### [WHAT THIS TASK INVOLVES]
Your task is to filter the data below down to the lines holding "zamówienia".

### [DATA FOR THIS EXERCISE]
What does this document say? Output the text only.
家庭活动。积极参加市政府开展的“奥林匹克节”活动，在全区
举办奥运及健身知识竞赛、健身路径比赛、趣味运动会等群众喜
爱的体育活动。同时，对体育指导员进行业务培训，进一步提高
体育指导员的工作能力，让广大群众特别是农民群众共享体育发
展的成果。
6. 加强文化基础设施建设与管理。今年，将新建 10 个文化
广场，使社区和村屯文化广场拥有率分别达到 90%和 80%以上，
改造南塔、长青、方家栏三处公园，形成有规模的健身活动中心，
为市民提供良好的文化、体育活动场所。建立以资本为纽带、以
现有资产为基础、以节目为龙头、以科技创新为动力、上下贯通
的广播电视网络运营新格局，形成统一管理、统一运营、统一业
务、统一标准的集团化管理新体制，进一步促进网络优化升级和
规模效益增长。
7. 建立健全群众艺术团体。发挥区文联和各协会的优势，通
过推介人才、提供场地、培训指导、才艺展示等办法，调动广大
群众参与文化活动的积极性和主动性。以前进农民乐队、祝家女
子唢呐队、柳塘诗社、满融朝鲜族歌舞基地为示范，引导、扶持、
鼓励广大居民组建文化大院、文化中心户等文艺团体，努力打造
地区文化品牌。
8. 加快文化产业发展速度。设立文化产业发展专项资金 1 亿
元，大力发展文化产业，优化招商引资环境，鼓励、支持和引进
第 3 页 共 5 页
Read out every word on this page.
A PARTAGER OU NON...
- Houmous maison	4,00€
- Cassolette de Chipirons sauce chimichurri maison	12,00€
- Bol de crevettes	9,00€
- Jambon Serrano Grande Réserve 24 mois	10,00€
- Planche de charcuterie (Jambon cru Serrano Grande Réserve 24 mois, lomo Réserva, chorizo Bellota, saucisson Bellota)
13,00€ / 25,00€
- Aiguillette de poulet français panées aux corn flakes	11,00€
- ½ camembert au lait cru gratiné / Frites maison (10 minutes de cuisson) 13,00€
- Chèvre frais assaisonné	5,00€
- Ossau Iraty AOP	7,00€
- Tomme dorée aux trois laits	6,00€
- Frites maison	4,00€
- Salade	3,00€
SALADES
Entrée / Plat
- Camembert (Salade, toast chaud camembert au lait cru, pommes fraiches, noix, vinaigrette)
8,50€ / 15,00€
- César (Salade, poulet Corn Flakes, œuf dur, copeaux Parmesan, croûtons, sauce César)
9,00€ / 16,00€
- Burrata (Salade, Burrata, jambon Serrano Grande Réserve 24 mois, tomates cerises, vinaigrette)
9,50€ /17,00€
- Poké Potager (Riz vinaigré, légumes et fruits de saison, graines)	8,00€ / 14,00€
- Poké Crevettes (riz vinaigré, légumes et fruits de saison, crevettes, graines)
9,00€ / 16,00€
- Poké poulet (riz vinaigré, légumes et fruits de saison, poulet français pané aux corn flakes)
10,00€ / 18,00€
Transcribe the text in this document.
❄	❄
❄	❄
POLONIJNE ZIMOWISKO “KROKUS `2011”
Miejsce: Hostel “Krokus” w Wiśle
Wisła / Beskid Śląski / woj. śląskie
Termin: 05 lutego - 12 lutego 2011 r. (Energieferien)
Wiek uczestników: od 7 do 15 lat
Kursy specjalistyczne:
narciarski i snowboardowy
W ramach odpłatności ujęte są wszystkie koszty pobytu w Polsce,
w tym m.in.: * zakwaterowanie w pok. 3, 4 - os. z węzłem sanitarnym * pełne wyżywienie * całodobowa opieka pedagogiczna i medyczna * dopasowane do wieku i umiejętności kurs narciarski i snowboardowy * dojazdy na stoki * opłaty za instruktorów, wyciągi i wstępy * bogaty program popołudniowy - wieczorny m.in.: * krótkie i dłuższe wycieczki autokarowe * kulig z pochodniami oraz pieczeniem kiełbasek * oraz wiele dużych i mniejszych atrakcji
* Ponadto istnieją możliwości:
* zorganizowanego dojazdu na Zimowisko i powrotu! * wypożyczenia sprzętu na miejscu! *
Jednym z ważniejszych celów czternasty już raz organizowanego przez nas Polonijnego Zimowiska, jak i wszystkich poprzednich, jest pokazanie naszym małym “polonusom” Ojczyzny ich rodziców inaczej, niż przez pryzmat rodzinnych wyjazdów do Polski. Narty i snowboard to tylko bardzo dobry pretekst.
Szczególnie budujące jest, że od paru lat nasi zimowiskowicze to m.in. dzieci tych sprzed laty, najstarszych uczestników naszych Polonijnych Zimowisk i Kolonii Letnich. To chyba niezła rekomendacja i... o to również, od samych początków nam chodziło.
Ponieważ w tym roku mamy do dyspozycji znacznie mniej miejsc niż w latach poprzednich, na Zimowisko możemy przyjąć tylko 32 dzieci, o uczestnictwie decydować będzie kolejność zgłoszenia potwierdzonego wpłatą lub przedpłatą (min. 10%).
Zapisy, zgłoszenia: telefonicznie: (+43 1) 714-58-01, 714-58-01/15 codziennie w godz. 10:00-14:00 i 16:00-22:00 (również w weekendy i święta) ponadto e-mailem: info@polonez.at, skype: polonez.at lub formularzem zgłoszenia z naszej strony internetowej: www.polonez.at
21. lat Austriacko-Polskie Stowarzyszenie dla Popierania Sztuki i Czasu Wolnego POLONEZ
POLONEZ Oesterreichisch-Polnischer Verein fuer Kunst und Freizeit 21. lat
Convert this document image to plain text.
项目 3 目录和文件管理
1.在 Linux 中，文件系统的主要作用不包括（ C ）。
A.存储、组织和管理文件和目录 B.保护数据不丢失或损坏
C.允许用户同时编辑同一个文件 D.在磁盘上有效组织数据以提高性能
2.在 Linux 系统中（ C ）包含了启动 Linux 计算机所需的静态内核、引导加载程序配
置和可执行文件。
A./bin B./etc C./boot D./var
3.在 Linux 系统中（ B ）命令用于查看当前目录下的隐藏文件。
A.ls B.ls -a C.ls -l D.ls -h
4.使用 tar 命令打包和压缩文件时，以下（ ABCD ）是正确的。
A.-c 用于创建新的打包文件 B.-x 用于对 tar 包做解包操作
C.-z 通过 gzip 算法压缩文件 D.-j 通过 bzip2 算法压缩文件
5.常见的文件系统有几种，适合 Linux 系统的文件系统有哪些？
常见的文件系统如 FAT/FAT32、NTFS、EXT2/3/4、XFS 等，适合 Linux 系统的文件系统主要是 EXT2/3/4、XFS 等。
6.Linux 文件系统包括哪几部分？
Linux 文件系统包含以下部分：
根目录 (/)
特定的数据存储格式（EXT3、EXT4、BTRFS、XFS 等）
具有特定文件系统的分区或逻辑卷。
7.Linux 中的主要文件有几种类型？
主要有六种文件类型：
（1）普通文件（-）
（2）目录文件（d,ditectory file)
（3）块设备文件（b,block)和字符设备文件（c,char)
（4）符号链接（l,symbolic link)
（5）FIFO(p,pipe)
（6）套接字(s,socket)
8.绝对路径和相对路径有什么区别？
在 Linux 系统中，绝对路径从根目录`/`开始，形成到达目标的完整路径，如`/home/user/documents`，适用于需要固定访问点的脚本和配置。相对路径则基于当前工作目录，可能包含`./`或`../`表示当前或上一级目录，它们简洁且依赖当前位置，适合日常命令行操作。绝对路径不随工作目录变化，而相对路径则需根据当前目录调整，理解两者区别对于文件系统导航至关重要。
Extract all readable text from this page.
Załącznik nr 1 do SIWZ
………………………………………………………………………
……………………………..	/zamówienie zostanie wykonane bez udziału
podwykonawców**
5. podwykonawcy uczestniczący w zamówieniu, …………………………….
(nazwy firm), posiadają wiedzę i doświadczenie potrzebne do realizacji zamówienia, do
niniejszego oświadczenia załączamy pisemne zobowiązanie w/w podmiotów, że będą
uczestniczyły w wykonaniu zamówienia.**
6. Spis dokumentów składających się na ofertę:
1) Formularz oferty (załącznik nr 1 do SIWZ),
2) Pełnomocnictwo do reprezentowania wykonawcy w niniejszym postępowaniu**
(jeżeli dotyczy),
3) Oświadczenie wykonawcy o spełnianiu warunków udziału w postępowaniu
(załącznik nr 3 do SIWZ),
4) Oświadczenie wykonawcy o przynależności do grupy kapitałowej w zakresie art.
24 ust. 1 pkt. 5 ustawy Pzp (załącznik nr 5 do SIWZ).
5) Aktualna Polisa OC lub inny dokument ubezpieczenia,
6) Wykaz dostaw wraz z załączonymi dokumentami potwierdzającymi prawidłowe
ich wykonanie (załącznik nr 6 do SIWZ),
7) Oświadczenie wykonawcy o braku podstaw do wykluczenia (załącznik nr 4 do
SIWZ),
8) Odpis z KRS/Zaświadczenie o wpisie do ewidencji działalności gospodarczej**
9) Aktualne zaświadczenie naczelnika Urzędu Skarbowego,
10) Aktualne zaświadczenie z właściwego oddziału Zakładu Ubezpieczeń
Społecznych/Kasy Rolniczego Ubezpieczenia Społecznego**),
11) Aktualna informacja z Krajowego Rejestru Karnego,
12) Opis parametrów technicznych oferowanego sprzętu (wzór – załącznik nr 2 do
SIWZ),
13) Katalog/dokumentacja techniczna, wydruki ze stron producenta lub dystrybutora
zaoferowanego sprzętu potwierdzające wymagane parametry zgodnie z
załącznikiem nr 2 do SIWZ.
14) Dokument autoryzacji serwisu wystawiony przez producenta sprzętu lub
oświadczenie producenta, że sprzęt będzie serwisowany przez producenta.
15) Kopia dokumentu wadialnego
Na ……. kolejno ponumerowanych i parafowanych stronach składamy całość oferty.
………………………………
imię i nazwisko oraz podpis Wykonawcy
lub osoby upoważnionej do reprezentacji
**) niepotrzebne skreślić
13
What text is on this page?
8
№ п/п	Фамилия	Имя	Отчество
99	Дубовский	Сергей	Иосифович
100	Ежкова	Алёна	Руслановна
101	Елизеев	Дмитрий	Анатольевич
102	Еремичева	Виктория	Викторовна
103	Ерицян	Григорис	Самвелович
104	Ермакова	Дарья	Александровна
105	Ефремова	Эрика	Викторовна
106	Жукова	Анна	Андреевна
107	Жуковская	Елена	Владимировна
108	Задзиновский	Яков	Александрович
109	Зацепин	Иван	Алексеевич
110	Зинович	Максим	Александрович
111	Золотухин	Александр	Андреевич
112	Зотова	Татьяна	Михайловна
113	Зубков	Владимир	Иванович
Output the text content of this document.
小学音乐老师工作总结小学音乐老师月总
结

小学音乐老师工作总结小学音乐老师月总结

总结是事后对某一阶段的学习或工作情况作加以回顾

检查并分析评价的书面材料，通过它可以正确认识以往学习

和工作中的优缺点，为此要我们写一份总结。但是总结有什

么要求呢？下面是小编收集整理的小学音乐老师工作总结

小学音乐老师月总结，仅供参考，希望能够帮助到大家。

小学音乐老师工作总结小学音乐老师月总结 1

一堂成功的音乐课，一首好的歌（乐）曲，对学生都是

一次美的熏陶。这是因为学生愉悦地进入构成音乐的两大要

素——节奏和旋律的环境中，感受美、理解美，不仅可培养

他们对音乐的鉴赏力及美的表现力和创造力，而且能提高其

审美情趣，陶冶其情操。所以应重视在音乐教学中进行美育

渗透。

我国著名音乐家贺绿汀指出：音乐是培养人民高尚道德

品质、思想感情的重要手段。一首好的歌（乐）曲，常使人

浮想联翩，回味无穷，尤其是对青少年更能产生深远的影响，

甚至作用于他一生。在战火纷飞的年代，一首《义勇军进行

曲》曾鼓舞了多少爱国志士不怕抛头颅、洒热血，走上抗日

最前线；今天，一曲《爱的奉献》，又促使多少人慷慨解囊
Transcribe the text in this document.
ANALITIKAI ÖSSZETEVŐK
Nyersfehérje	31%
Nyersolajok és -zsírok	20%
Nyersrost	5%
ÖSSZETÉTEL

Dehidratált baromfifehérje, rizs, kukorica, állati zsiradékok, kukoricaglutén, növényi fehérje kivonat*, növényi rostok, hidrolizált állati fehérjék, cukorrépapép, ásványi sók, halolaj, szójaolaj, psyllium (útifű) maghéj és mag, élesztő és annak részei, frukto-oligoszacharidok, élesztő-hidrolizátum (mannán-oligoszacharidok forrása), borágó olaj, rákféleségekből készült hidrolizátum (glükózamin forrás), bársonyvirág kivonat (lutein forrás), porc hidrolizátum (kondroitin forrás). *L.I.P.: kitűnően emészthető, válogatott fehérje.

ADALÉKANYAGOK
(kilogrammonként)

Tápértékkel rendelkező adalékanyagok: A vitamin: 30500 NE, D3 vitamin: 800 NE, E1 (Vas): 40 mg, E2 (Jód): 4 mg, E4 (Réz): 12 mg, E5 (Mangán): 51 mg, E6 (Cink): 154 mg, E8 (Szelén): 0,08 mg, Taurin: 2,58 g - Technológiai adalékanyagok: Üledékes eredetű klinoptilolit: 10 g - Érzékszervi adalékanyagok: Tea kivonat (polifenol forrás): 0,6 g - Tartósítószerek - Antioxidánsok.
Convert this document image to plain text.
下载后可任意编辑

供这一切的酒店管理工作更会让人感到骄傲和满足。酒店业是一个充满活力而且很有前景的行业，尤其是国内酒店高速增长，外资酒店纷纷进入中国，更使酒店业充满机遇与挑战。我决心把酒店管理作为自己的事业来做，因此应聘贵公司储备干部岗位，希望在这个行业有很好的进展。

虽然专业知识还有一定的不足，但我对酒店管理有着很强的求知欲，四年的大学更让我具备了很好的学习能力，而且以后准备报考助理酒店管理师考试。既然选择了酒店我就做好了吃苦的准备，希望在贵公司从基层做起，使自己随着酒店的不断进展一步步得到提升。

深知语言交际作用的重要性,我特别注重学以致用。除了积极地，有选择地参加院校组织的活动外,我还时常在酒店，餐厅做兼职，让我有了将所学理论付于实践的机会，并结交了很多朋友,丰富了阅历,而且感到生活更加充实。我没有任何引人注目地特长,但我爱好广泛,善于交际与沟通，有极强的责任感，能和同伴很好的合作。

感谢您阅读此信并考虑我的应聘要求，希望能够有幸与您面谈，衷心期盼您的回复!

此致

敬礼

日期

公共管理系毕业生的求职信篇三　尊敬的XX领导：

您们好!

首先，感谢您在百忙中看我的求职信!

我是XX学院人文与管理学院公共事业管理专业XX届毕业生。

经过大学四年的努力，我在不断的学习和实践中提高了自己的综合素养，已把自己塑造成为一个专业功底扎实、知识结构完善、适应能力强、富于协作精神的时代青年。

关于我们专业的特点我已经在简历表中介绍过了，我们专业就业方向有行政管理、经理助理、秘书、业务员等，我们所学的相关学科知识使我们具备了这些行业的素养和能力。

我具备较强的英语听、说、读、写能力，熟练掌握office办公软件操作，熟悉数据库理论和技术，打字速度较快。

### [ANSWER IN FULL]
(nazwy firm), posiadają wiedzę i doświadczenie potrzebne do realizacji zamówienia, do
uczestniczyły w wykonaniu zamówienia.**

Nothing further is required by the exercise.